Büyük Taklid Merci'i Sayın Seyyid Ali Hüseyni Sistani’nin Bürosunun Resmi İnternet Sitesi

Yüce Allah'ın Adıyla
Ayetullah Sistani hazretleri nezdinde Salı akşamı (29 Ramazan 1445 / 9 Nisan 2024 Salı günü) hilalin çıplak gözle görüldüğü sabit olmuştur. Dolayısıyla yarın (10 Nisan Çarşamba günü) Şevval ayının birinci günü ve Ramazan bayramıdır. İnşallah tüm Müslümanlara mübârek olsun.

Ayetullah Sistanini'nin Bürosu

Eserleri » Tam İlmihal

SADECE KAZAYI GEREKTİREN DURUMLAR → ← KAZA VE KEFFARETİ GEREKTİREN DURUMLAR

ORUCUN KEFFARETİ

1632- Ramazan orucunun keffareti üzerine farz olan kimse, bir köle azat etmeli veya bir sonraki hükümde açıklayacağımız şekilde iki ay oruç tutmalı veya altmış fakiri ya doyuracak kadar yedirmeli yahut her birine bir mud (yaklaşık 750 gr.) buğday, arpa, ekmek ya da benzeri yiyecek maddelerini vermelidir. Bunların hiçbirine gücü yetmeyen kimse, gücü yettiği kadarıyla sadaka vermelidir. Bu da mümkün olmazsa istiğfar etmelidir. ["Estağfirullah" diyerek, Allah-u Tealâ'dan bağışlanma dilemelidir.] Ancak farz ihtiyat gereği, sonra keffareti ödemeye güç kazanırsa, keffareti yerine getirmesi gerekir.

## Görevler
1. Alıntının "Ayetullah Sistanini'nin Bürosu" ifadesinden "yerine getirmesi gerekir." ifadesine kadar olan kısmını "altmış fakiri" yerine "altmış yoksulu" koyarak güncelleyin.
2. Kayıtlarda "point: [549, 514, 560, 526]" geçen satırdan "x-tick-label: 8: [443, 550, 449, 561]" geçen satıra kadar, bu iki satır da dahil olmak üzere, tüm satırları aynen tekrar yazın.

## Göreve ait kayıtlar
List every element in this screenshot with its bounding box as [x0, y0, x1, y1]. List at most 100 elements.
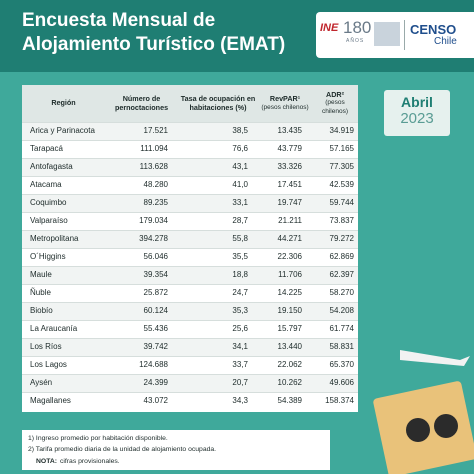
- table-cell: 54.208: [329, 306, 354, 315]
- table-cell: 111.094: [140, 144, 168, 153]
- table-cell: Valparaíso: [30, 216, 68, 225]
- table-cell: 28,7: [232, 216, 248, 225]
- table-cell: Ñuble: [30, 288, 51, 297]
- table-cell: 49.606: [329, 378, 354, 387]
- table-cell: 33.326: [277, 162, 302, 171]
- table-row: [22, 392, 358, 410]
- table-row: [22, 122, 358, 140]
- header-unit: (pesos chilenos): [261, 103, 309, 111]
- header-label: Tasa de ocupación en habitaciones (%): [180, 94, 256, 112]
- column-header: Tasa de ocupación en habitaciones (%): [178, 85, 258, 122]
- header-label: RevPAR¹: [269, 94, 301, 103]
- table-cell: 58.270: [329, 288, 354, 297]
- table: Región Número de pernoctaciones Tasa de oc…: [22, 85, 358, 412]
- column-header: Región: [22, 85, 105, 122]
- table-cell: 22.062: [277, 360, 302, 369]
- table-cell: 41,0: [232, 180, 248, 189]
- table-cell: 43.779: [277, 144, 302, 153]
- note-text: cifras provisionales.: [60, 458, 120, 465]
- table-cell: 62.869: [329, 252, 354, 261]
- table-cell: 15.797: [277, 324, 302, 333]
- note-label: NOTA:: [36, 458, 58, 465]
- table-row: [22, 374, 358, 392]
- header-unit: (pesos chilenos): [321, 99, 348, 115]
- footnote: 2) Tarifa promedio diaria de la unidad d…: [28, 446, 217, 453]
- table-cell: 22.306: [277, 252, 302, 261]
- table-cell: 43,1: [232, 162, 248, 171]
- table-cell: 13.435: [277, 126, 302, 135]
- sunglasses: [434, 414, 458, 438]
- month: Abril: [401, 94, 433, 110]
- header-row: [22, 85, 358, 122]
- table-cell: 10.262: [277, 378, 302, 387]
- table-cell: 89.235: [143, 198, 168, 207]
- table-cell: 54.389: [277, 396, 302, 405]
- table-cell: Atacama: [30, 180, 62, 189]
- table-cell: 17.521: [143, 126, 168, 135]
- chile-logo: Chile: [434, 36, 457, 47]
- table-cell: 20,7: [232, 378, 248, 387]
- table-cell: Antofagasta: [30, 162, 73, 171]
- table-cell: 33,7: [232, 360, 248, 369]
- table-row: [22, 248, 358, 266]
- table-row: [22, 302, 358, 320]
- table-cell: 14.225: [277, 288, 302, 297]
- table-row: [22, 176, 358, 194]
- footnotes: 1) Ingreso promedio por habitación dispo…: [22, 430, 330, 470]
- footnote: 1) Ingreso promedio por habitación dispo…: [28, 435, 168, 442]
- years-label: AÑOS: [346, 38, 365, 44]
- table-row: [22, 194, 358, 212]
- table-cell: 13.440: [277, 342, 302, 351]
- table-cell: 35,3: [232, 306, 248, 315]
- table-cell: Tarapacá: [30, 144, 63, 153]
- table-cell: Maule: [30, 270, 52, 279]
- table-cell: 39.354: [143, 270, 168, 279]
- table-cell: Magallanes: [30, 396, 71, 405]
- logo-box: INE 180 AÑOS CENSO Chile: [316, 12, 474, 58]
- table-cell: 24.399: [143, 378, 168, 387]
- table-cell: 39.742: [143, 342, 168, 351]
- period-box: Abril 2023: [384, 90, 450, 136]
- year: 2023: [400, 110, 434, 127]
- table-cell: 43.072: [143, 396, 168, 405]
- table-cell: 34,1: [232, 342, 248, 351]
- table-row: [22, 212, 358, 230]
- divider: [404, 20, 405, 50]
- table-cell: 65.370: [329, 360, 354, 369]
- table-cell: 48.280: [143, 180, 168, 189]
- table-cell: 59.744: [329, 198, 354, 207]
- table-cell: 17.451: [277, 180, 302, 189]
- table-row: [22, 158, 358, 176]
- table-cell: 113.628: [139, 162, 168, 171]
- header-label: Región: [51, 98, 76, 108]
- table-row: [22, 356, 358, 374]
- table-cell: 19.747: [277, 198, 302, 207]
- column-header: ADR² (pesos chilenos): [312, 85, 358, 122]
- table-cell: 77.305: [329, 162, 354, 171]
- table-cell: 34,3: [232, 396, 248, 405]
- illustration: [373, 350, 474, 474]
- table-cell: 33,1: [232, 198, 248, 207]
- table-cell: 55.436: [143, 324, 168, 333]
- column-header: Número de pernoctaciones: [105, 85, 178, 122]
- header-label: ADR²: [326, 89, 344, 99]
- table-cell: 44.271: [277, 234, 302, 243]
- building-icon: [374, 22, 400, 46]
- years: 180: [343, 18, 372, 37]
- table-cell: Biobío: [30, 306, 53, 315]
- table-cell: 38,5: [232, 126, 248, 135]
- table-cell: 61.774: [329, 324, 354, 333]
- table-cell: 55,8: [232, 234, 248, 243]
- table-cell: Metropolitana: [30, 234, 79, 243]
- table-cell: 76,6: [232, 144, 248, 153]
- table-cell: 56.046: [143, 252, 168, 261]
- table-row: [22, 140, 358, 158]
- table-cell: 21.211: [278, 216, 302, 225]
- table-cell: 19.150: [277, 306, 302, 315]
- table-row: [22, 338, 358, 356]
- table-cell: Arica y Parinacota: [30, 126, 95, 135]
- table-cell: 179.034: [139, 216, 168, 225]
- table-cell: 25,6: [232, 324, 248, 333]
- title: Alojamiento Turístico (EMAT): [22, 34, 286, 55]
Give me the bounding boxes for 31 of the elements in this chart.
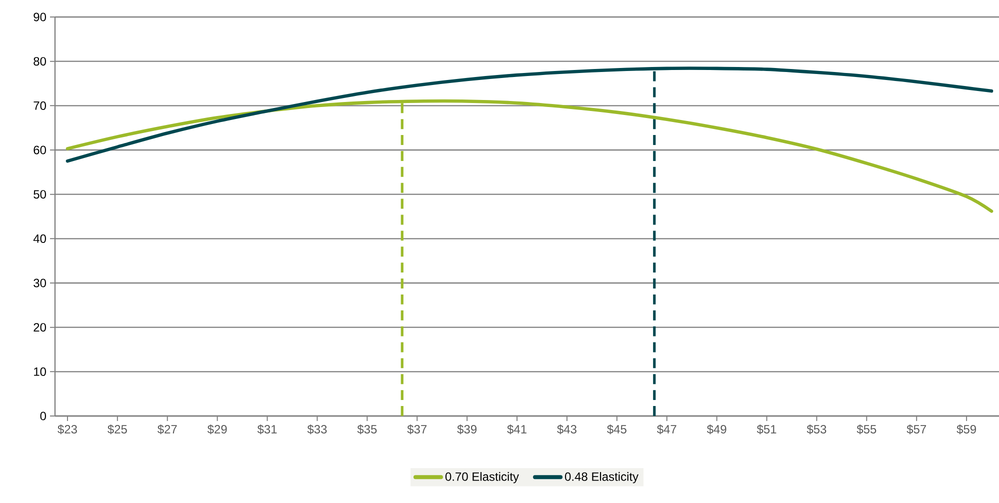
y-tick-label: 90 [34, 12, 46, 22]
x-tick-label: $23 [58, 424, 77, 434]
y-tick-label: 60 [34, 146, 46, 154]
x-tick-label: $59 [956, 424, 976, 434]
legend-label: 0.48 Elasticity [564, 472, 639, 484]
x-tick-label: $41 [507, 424, 526, 434]
x-tick-label: $45 [607, 424, 626, 434]
x-tick-label: $33 [307, 424, 327, 434]
x-tick-label: $31 [257, 424, 277, 434]
y-tick-label: 0 [40, 412, 46, 420]
x-tick-label: $53 [806, 424, 826, 434]
x-tick-label: $49 [706, 424, 726, 434]
x-tick-label: $35 [357, 424, 377, 434]
x-tick-label: $27 [157, 424, 177, 434]
y-tick-label: 70 [34, 101, 46, 110]
legend-label: 0.70 Elasticity [445, 472, 519, 484]
x-tick-label: $55 [856, 424, 876, 434]
x-tick-label: $37 [407, 424, 427, 434]
y-tick-label: 80 [34, 57, 46, 66]
x-tick-label: $51 [756, 424, 776, 434]
x-tick-label: $25 [108, 424, 127, 434]
y-tick-label: 10 [34, 367, 46, 376]
y-tick-label: 40 [33, 234, 46, 243]
x-tick-label: $29 [207, 424, 227, 434]
x-tick-label: $47 [656, 424, 676, 434]
x-tick-label: $43 [557, 424, 576, 434]
y-tick-label: 30 [34, 278, 46, 288]
x-tick-label: $39 [457, 424, 477, 434]
x-tick-label: $57 [906, 424, 926, 434]
y-tick-label: 50 [34, 190, 46, 199]
y-tick-label: 20 [34, 323, 46, 332]
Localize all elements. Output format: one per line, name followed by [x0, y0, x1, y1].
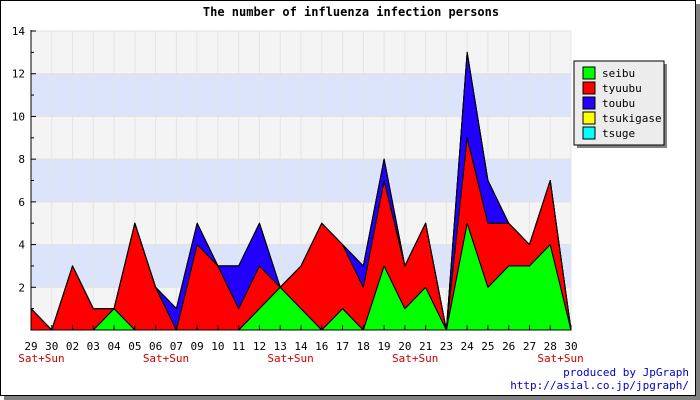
- x-tick-label: 16: [315, 340, 328, 353]
- x-tick-label: 13: [274, 340, 287, 353]
- x-tick-label: 23: [440, 340, 453, 353]
- y-tick-label: 10: [12, 110, 25, 123]
- legend: seibu tyuubu toubu tsukigase tsuge: [573, 60, 667, 148]
- x-tick-label: 12: [253, 340, 266, 353]
- x-tick-label: 02: [66, 340, 79, 353]
- x-tick-label: 29: [24, 340, 37, 353]
- influenza-area-chart: The number of influenza infection person…: [12, 5, 689, 392]
- x-tick-label: 18: [357, 340, 370, 353]
- legend-swatch-seibu: [582, 66, 596, 80]
- x-tick-label: 28: [544, 340, 557, 353]
- x-tick-label: 11: [232, 340, 245, 353]
- x-tick-label: 24: [461, 340, 475, 353]
- y-tick-label: 14: [12, 25, 26, 38]
- x-tick-label: 21: [419, 340, 432, 353]
- x-tick-label: 25: [481, 340, 494, 353]
- x-tick-label: 10: [211, 340, 224, 353]
- x-tick-label: 09: [191, 340, 204, 353]
- legend-label-toubu: toubu: [602, 97, 635, 110]
- x-tick-label: 26: [502, 340, 515, 353]
- weekend-label: Sat+Sun: [537, 352, 583, 365]
- x-axis: 29 30 02 03 04 05 06 07 09 10 11 12 13 14 16 17 18 19 20 21…: [18, 325, 584, 365]
- x-tick-label: 27: [523, 340, 536, 353]
- legend-swatch-toubu: [582, 96, 596, 110]
- weekend-label: Sat+Sun: [18, 352, 64, 365]
- x-tick-label: 30: [45, 340, 58, 353]
- x-tick-label: 19: [377, 340, 390, 353]
- credit-line-1: produced by JpGraph: [563, 366, 689, 379]
- credit-line-2: http://asial.co.jp/jpgraph/: [510, 379, 689, 392]
- weekend-label: Sat+Sun: [267, 352, 313, 365]
- weekend-label: Sat+Sun: [392, 352, 438, 365]
- legend-swatch-tyuubu: [582, 81, 596, 95]
- x-tick-label: 06: [149, 340, 162, 353]
- chart-title: The number of influenza infection person…: [203, 5, 499, 19]
- weekend-label: Sat+Sun: [143, 352, 189, 365]
- x-tick-label: 14: [294, 340, 308, 353]
- legend-swatch-tsukigase: [582, 111, 596, 125]
- y-tick-label: 4: [18, 239, 25, 252]
- legend-label-tsukigase: tsukigase: [602, 112, 662, 125]
- y-axis: 2 4 6 8 10 12 14: [12, 25, 36, 330]
- legend-label-tyuubu: tyuubu: [602, 82, 642, 95]
- y-tick-label: 8: [18, 153, 25, 166]
- legend-label-tsuge: tsuge: [602, 127, 635, 140]
- x-tick-label: 04: [107, 340, 121, 353]
- x-tick-label: 30: [564, 340, 577, 353]
- x-tick-label: 20: [398, 340, 411, 353]
- x-tick-label: 17: [336, 340, 349, 353]
- y-tick-label: 2: [18, 281, 25, 294]
- x-tick-label: 07: [170, 340, 183, 353]
- x-tick-label: 05: [128, 340, 141, 353]
- x-tick-label: 03: [87, 340, 100, 353]
- y-tick-label: 12: [12, 68, 25, 81]
- y-tick-label: 6: [18, 196, 25, 209]
- legend-swatch-tsuge: [582, 126, 596, 140]
- legend-label-seibu: seibu: [602, 67, 635, 80]
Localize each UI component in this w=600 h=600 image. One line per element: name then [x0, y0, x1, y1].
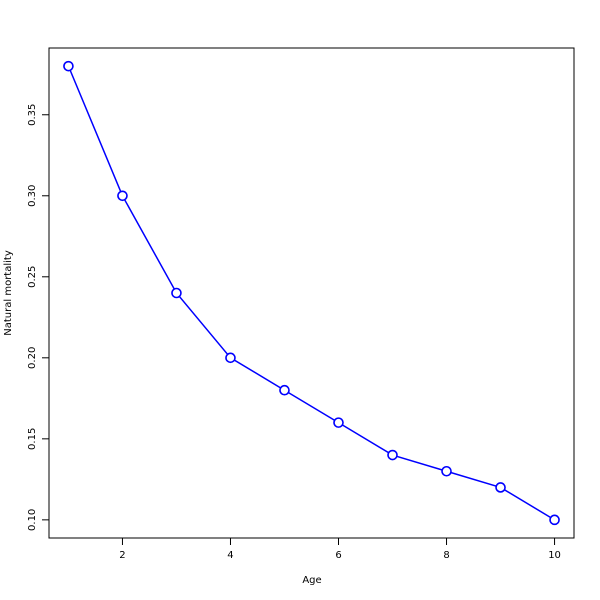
point: [549, 514, 560, 526]
point: [441, 465, 452, 477]
y-tick-label: 0.30: [27, 185, 38, 207]
point: [495, 482, 506, 493]
point: [171, 287, 182, 299]
x-axis-title: Age: [302, 575, 321, 586]
x-tick-label: 8: [443, 550, 449, 561]
y-tick-label: 0.20: [27, 347, 38, 369]
y-tick-label: 0.10: [27, 509, 38, 531]
x-tick-label: 2: [119, 550, 125, 561]
y-tick-label: 0.25: [27, 266, 38, 288]
line: [67, 65, 555, 521]
point: [333, 417, 344, 428]
point: [387, 449, 398, 461]
x-tick-label: 6: [335, 550, 341, 561]
y-tick-label: 0.15: [27, 428, 38, 450]
point: [225, 352, 236, 364]
point: [279, 384, 290, 396]
point: [117, 190, 128, 202]
x-tick-label: 4: [227, 550, 233, 561]
x-tick-label: 10: [548, 550, 561, 561]
point: [63, 60, 74, 72]
plot-frame: [48, 47, 575, 539]
y-tick-label: 0.35: [27, 104, 38, 126]
y-axis-title: Natural mortality: [3, 250, 14, 336]
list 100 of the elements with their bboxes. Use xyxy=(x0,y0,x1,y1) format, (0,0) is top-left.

## Alıştırma sonuçları
1.
Ayetullah Sistanini'nin Bürosu

Eserleri » Tam İlmihal

SADECE KAZAYI GEREKTİREN DURUMLAR → ← KAZA VE KEFFARETİ GEREKTİREN DURUMLAR

ORUCUN KEFFARETİ

1632- Ramazan orucunun keffareti üzerine farz olan kimse, bir köle azat etmeli veya bir sonraki hükümde açıklayacağımız şekilde iki ay oruç tutmalı veya altmış yoksulu ya doyuracak kadar yedirmeli yahut her birine bir mud (yaklaşık 750 gr.) buğday, arpa, ekmek ya da benzeri yiyecek maddelerini vermelidir. Bunların hiçbirine gücü yetmeyen kimse, gücü yettiği kadarıyla sadaka vermelidir. Bu da mümkün olmazsa istiğfar etmelidir. ["Estağfirullah" diyerek, Allah-u Tealâ'dan bağışlanma dilemelidir.] Ancak farz ihtiyat gereği, sonra keffareti ödemeye güç kazanırsa, keffareti yerine getirmesi gerekir.

2.
point: [549, 514, 560, 526]
point: [441, 465, 452, 477]
y-tick-label: 0.30: [27, 185, 38, 207]
point: [495, 482, 506, 493]
point: [171, 287, 182, 299]
x-axis-title: Age: [302, 575, 321, 586]
x-tick-label: 8: [443, 550, 449, 561]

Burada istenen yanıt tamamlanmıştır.